# Do this:
Repeat every record below exactly as written.

# Input material:

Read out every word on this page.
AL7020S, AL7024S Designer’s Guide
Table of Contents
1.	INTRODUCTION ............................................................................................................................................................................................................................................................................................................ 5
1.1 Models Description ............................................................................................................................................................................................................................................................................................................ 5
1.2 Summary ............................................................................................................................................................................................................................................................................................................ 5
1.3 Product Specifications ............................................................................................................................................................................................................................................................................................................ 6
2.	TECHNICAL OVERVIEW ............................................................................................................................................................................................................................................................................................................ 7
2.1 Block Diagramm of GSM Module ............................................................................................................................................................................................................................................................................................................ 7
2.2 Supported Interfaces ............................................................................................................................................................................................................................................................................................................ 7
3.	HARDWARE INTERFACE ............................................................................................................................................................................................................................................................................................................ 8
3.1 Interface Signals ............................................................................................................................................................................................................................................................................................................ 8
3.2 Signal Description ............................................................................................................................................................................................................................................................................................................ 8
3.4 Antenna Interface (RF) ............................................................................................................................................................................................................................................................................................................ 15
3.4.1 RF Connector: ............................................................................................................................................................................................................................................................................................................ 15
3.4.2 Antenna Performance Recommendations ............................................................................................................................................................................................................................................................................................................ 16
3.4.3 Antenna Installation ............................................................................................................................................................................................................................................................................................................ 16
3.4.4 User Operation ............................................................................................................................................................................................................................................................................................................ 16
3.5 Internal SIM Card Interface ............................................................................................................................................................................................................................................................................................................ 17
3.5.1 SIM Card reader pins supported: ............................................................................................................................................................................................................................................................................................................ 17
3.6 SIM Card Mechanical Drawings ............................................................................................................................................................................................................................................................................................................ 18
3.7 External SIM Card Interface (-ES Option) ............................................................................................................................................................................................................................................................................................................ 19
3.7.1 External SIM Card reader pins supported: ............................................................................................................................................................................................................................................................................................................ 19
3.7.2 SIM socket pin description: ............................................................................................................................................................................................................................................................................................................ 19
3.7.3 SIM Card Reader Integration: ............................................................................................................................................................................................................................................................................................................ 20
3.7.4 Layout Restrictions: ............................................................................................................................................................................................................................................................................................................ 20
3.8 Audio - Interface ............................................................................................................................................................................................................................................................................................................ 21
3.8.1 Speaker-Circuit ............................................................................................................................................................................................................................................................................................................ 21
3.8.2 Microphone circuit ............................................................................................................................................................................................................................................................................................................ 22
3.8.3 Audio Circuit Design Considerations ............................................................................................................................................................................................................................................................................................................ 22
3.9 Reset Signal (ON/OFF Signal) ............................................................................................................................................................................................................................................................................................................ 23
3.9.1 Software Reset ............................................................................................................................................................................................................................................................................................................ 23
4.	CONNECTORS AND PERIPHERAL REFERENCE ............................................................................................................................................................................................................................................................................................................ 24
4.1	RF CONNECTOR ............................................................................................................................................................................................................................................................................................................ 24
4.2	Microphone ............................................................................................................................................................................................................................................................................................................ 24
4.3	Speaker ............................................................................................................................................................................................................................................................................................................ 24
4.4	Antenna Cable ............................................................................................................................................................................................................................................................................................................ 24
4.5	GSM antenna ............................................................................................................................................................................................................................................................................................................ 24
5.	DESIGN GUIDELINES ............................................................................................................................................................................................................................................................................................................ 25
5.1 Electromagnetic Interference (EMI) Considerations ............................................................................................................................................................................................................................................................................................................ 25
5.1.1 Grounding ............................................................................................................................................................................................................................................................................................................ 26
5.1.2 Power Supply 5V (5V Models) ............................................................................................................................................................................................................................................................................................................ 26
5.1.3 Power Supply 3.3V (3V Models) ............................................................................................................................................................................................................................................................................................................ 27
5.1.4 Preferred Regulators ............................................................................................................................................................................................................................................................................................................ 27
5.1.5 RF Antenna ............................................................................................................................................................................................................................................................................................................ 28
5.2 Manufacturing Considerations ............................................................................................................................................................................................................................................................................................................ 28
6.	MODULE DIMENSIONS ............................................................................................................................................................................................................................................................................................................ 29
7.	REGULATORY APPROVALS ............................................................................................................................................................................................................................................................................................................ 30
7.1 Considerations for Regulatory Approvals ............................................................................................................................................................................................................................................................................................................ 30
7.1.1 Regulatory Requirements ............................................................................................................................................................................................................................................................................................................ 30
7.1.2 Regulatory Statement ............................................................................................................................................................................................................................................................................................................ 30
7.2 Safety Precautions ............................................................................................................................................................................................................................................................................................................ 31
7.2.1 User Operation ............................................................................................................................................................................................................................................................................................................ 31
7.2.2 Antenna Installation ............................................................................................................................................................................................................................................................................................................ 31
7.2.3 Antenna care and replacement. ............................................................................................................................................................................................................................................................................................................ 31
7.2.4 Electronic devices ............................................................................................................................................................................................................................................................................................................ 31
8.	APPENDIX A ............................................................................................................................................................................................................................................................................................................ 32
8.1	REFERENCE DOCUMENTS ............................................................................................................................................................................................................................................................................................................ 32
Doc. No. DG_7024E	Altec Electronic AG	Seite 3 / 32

# Output below:
Read out every word on this page.
AL7020S, AL7024S Designer’s Guide
Table of Contents
1.	INTRODUCTION ............................................................................................................................................................................................................................................................................................................ 5
1.1 Models Description ............................................................................................................................................................................................................................................................................................................ 5
1.2 Summary ............................................................................................................................................................................................................................................................................................................ 5
1.3 Product Specifications ............................................................................................................................................................................................................................................................................................................ 6
2.	TECHNICAL OVERVIEW ............................................................................................................................................................................................................................................................................................................ 7
2.1 Block Diagramm of GSM Module ............................................................................................................................................................................................................................................................................................................ 7
2.2 Supported Interfaces ............................................................................................................................................................................................................................................................................................................ 7
3.	HARDWARE INTERFACE ............................................................................................................................................................................................................................................................................................................ 8
3.1 Interface Signals ............................................................................................................................................................................................................................................................................................................ 8
3.2 Signal Description ............................................................................................................................................................................................................................................................................................................ 8
3.4 Antenna Interface (RF) ............................................................................................................................................................................................................................................................................................................ 15
3.4.1 RF Connector: ............................................................................................................................................................................................................................................................................................................ 15
3.4.2 Antenna Performance Recommendations ............................................................................................................................................................................................................................................................................................................ 16
3.4.3 Antenna Installation ............................................................................................................................................................................................................................................................................................................ 16
3.4.4 User Operation ............................................................................................................................................................................................................................................................................................................ 16
3.5 Internal SIM Card Interface ............................................................................................................................................................................................................................................................................................................ 17
3.5.1 SIM Card reader pins supported: ............................................................................................................................................................................................................................................................................................................ 17
3.6 SIM Card Mechanical Drawings ............................................................................................................................................................................................................................................................................................................ 18
3.7 External SIM Card Interface (-ES Option) ............................................................................................................................................................................................................................................................................................................ 19
3.7.1 External SIM Card reader pins supported: ............................................................................................................................................................................................................................................................................................................ 19
3.7.2 SIM socket pin description: ............................................................................................................................................................................................................................................................................................................ 19
3.7.3 SIM Card Reader Integration: ............................................................................................................................................................................................................................................................................................................ 20
3.7.4 Layout Restrictions: ............................................................................................................................................................................................................................................................................................................ 20
3.8 Audio - Interface ............................................................................................................................................................................................................................................................................................................ 21
3.8.1 Speaker-Circuit ............................................................................................................................................................................................................................................................................................................ 21
3.8.2 Microphone circuit ............................................................................................................................................................................................................................................................................................................ 22
3.8.3 Audio Circuit Design Considerations ............................................................................................................................................................................................................................................................................................................ 22
3.9 Reset Signal (ON/OFF Signal) ............................................................................................................................................................................................................................................................................................................ 23
3.9.1 Software Reset ............................................................................................................................................................................................................................................................................................................ 23
4.	CONNECTORS AND PERIPHERAL REFERENCE ............................................................................................................................................................................................................................................................................................................ 24
4.1	RF CONNECTOR ............................................................................................................................................................................................................................................................................................................ 24
4.2	Microphone ............................................................................................................................................................................................................................................................................................................ 24
4.3	Speaker ............................................................................................................................................................................................................................................................................................................ 24
4.4	Antenna Cable ............................................................................................................................................................................................................................................................................................................ 24
4.5	GSM antenna ............................................................................................................................................................................................................................................................................................................ 24
5.	DESIGN GUIDELINES ............................................................................................................................................................................................................................................................................................................ 25
5.1 Electromagnetic Interference (EMI) Considerations ............................................................................................................................................................................................................................................................................................................ 25
5.1.1 Grounding ............................................................................................................................................................................................................................................................................................................ 26
5.1.2 Power Supply 5V (5V Models) ............................................................................................................................................................................................................................................................................................................ 26
5.1.3 Power Supply 3.3V (3V Models) ............................................................................................................................................................................................................................................................................................................ 27
5.1.4 Preferred Regulators ............................................................................................................................................................................................................................................................................................................ 27
5.1.5 RF Antenna ............................................................................................................................................................................................................................................................................................................ 28
5.2 Manufacturing Considerations ............................................................................................................................................................................................................................................................................................................ 28
6.	MODULE DIMENSIONS ............................................................................................................................................................................................................................................................................................................ 29
7.	REGULATORY APPROVALS ............................................................................................................................................................................................................................................................................................................ 30
7.1 Considerations for Regulatory Approvals ............................................................................................................................................................................................................................................................................................................ 30
7.1.1 Regulatory Requirements ............................................................................................................................................................................................................................................................................................................ 30
7.1.2 Regulatory Statement ............................................................................................................................................................................................................................................................................................................ 30
7.2 Safety Precautions ............................................................................................................................................................................................................................................................................................................ 31
7.2.1 User Operation ............................................................................................................................................................................................................................................................................................................ 31
7.2.2 Antenna Installation ............................................................................................................................................................................................................................................................................................................ 31
7.2.3 Antenna care and replacement. ............................................................................................................................................................................................................................................................................................................ 31
7.2.4 Electronic devices ............................................................................................................................................................................................................................................................................................................ 31
8.	APPENDIX A ............................................................................................................................................................................................................................................................................................................ 32
8.1	REFERENCE DOCUMENTS ............................................................................................................................................................................................................................................................................................................ 32
Doc. No. DG_7024E	Altec Electronic AG	Seite 3 / 32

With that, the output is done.